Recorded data

* Start *

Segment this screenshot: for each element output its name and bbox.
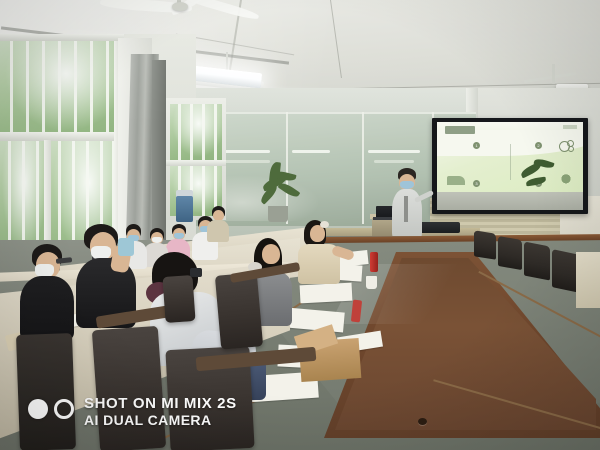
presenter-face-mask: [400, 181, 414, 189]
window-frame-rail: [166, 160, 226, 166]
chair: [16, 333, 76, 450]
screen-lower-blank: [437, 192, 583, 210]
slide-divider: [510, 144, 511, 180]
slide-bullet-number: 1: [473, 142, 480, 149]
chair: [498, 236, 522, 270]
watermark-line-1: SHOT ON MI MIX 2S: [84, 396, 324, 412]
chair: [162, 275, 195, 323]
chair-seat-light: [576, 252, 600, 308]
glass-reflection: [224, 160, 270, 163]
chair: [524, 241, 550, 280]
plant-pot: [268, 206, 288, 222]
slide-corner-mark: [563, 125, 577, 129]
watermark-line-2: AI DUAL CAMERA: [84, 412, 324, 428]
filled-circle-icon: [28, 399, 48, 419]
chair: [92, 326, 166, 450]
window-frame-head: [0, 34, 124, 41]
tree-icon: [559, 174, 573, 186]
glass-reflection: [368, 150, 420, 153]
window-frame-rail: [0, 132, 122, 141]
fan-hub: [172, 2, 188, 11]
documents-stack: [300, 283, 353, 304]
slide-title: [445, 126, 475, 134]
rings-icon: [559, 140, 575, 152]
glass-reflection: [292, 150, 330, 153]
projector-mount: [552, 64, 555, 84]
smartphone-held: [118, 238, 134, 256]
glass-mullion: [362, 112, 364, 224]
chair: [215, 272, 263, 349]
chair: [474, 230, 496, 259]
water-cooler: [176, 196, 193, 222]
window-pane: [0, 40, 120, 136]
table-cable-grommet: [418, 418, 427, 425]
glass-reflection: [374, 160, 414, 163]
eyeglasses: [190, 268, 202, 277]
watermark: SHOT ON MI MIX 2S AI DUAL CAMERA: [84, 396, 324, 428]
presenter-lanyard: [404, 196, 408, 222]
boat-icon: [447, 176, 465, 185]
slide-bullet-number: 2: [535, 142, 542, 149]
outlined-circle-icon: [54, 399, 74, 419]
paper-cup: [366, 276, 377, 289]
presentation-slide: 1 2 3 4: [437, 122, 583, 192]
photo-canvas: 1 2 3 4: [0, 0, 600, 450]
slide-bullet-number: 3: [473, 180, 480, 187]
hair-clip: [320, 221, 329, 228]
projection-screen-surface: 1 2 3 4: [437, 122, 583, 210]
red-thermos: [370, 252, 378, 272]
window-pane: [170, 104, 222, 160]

* End *

* **To do**: Set down every one of the lines above exactly as they appear, omitting the picture.

* **Exercise output**:
Segment this screenshot: for each element output its name and bbox.
presenter-face-mask: [400, 181, 414, 189]
window-frame-rail: [166, 160, 226, 166]
chair: [16, 333, 76, 450]
screen-lower-blank: [437, 192, 583, 210]
slide-divider: [510, 144, 511, 180]
slide-bullet-number: 1: [473, 142, 480, 149]
chair: [498, 236, 522, 270]
watermark-line-1: SHOT ON MI MIX 2S: [84, 396, 324, 412]
chair: [162, 275, 195, 323]
chair-seat-light: [576, 252, 600, 308]
glass-reflection: [224, 160, 270, 163]
chair: [524, 241, 550, 280]
plant-pot: [268, 206, 288, 222]
slide-corner-mark: [563, 125, 577, 129]
watermark-line-2: AI DUAL CAMERA: [84, 412, 324, 428]
filled-circle-icon: [28, 399, 48, 419]
chair: [92, 326, 166, 450]
window-frame-head: [0, 34, 124, 41]
tree-icon: [559, 174, 573, 186]
glass-reflection: [368, 150, 420, 153]
window-frame-rail: [0, 132, 122, 141]
fan-hub: [172, 2, 188, 11]
documents-stack: [300, 283, 353, 304]
slide-title: [445, 126, 475, 134]
rings-icon: [559, 140, 575, 152]
glass-reflection: [292, 150, 330, 153]
projector-mount: [552, 64, 555, 84]
smartphone-held: [118, 238, 134, 256]
glass-mullion: [362, 112, 364, 224]
chair: [215, 272, 263, 349]
chair: [474, 230, 496, 259]
water-cooler: [176, 196, 193, 222]
window-pane: [0, 40, 120, 136]
table-cable-grommet: [418, 418, 427, 425]
glass-reflection: [374, 160, 414, 163]
eyeglasses: [190, 268, 202, 277]
watermark: SHOT ON MI MIX 2S AI DUAL CAMERA: [84, 396, 324, 428]
presenter-lanyard: [404, 196, 408, 222]
boat-icon: [447, 176, 465, 185]
slide-bullet-number: 2: [535, 142, 542, 149]
outlined-circle-icon: [54, 399, 74, 419]
paper-cup: [366, 276, 377, 289]
presentation-slide: 1 2 3 4: [437, 122, 583, 192]
photo-canvas: 1 2 3 4: [0, 0, 600, 450]
slide-bullet-number: 3: [473, 180, 480, 187]
hair-clip: [320, 221, 329, 228]
projection-screen-surface: 1 2 3 4: [437, 122, 583, 210]
red-thermos: [370, 252, 378, 272]
window-pane: [170, 104, 222, 160]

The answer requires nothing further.